# Start of Exercise input

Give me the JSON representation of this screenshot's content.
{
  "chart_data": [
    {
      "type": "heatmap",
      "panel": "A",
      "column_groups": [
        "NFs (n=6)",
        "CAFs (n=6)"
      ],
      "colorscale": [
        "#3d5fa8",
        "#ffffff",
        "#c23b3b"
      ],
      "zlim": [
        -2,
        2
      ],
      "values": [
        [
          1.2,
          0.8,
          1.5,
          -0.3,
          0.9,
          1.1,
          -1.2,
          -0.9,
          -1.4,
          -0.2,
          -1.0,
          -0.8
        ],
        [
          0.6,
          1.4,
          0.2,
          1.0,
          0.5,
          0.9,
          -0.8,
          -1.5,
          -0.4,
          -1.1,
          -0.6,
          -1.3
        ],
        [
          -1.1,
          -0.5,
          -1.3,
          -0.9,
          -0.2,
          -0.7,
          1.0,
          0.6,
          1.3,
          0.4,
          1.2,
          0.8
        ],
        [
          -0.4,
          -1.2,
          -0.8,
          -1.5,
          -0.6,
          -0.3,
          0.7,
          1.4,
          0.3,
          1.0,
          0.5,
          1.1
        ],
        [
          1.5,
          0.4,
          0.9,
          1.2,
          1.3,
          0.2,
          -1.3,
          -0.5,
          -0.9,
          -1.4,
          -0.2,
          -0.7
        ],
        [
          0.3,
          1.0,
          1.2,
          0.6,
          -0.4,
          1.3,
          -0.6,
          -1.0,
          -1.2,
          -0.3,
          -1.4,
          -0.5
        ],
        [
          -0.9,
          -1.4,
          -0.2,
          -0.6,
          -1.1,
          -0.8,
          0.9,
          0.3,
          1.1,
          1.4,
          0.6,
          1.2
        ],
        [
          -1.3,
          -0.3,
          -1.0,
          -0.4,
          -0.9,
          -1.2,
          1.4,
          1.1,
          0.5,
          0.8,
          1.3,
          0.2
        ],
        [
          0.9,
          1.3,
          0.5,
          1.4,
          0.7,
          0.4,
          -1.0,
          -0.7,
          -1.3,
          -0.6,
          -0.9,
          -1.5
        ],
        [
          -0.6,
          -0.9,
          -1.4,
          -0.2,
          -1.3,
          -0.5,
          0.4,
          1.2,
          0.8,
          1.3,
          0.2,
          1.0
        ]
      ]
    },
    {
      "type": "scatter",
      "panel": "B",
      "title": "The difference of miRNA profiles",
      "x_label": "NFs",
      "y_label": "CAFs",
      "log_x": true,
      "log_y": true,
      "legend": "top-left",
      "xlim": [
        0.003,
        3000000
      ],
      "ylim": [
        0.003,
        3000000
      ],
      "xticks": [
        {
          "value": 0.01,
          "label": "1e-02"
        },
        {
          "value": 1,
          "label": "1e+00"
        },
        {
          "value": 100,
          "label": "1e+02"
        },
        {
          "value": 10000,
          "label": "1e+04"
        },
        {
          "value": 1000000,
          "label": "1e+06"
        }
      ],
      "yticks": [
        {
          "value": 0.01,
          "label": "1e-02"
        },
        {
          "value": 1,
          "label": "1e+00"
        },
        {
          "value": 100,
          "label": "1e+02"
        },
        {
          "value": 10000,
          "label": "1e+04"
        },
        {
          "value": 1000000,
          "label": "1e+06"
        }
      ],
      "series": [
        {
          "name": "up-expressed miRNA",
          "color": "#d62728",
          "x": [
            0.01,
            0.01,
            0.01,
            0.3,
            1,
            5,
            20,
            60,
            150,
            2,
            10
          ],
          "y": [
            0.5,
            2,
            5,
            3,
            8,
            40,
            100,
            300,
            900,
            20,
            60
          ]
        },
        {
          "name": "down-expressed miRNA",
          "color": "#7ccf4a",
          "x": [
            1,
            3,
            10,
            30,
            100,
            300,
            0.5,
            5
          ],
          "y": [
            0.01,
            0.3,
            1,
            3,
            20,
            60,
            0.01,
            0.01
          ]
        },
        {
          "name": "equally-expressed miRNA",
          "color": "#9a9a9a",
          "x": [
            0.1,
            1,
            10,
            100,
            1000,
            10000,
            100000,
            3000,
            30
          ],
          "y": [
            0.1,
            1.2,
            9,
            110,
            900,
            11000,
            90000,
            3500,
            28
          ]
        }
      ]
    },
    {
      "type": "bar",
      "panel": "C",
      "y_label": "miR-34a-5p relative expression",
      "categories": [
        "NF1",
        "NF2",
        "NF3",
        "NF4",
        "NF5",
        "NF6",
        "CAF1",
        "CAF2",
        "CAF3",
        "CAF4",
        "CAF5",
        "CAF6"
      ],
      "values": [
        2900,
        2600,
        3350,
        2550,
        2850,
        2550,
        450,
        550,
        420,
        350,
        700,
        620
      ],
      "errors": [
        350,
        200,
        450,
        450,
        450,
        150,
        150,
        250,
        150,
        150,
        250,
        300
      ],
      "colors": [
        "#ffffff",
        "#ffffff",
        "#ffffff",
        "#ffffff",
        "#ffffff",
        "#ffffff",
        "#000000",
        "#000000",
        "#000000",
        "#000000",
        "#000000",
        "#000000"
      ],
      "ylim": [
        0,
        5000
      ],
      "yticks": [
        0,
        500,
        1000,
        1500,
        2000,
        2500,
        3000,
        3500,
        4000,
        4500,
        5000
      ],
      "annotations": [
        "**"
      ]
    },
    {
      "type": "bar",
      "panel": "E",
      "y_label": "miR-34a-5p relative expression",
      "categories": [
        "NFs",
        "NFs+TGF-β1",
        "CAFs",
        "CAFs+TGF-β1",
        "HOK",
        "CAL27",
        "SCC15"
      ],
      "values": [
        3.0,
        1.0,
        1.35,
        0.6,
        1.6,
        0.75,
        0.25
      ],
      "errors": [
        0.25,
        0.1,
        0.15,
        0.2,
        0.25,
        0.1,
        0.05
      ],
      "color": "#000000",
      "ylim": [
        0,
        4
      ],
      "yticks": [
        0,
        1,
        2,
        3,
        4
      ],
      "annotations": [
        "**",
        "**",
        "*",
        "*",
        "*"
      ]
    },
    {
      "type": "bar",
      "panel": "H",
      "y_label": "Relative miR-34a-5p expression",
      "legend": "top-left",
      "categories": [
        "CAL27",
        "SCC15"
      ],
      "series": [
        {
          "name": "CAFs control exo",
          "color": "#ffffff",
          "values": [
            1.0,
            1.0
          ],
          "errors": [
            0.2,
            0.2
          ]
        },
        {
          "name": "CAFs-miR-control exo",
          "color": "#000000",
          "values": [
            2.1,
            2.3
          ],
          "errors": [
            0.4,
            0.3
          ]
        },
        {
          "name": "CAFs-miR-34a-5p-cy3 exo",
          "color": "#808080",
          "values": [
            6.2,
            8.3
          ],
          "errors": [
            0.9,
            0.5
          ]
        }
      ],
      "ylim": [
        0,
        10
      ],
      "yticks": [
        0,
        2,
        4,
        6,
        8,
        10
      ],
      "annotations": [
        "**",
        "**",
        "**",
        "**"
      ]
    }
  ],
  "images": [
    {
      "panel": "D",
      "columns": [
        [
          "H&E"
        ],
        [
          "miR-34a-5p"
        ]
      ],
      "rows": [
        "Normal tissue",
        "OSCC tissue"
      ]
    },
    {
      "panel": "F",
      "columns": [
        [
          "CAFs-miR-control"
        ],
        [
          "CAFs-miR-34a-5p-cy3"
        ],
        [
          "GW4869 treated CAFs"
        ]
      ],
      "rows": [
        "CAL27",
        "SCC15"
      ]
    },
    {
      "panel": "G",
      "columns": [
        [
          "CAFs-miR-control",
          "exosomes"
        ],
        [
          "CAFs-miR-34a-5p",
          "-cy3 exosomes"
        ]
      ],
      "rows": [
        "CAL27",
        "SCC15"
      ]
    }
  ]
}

# End of Exercise input

Collect, from the material above, every line containing the word "panel".

      "panel": "A",
      "panel": "B",
      "panel": "C",
      "panel": "E",
      "panel": "H",
      "panel": "D",
      "panel": "F",
      "panel": "G",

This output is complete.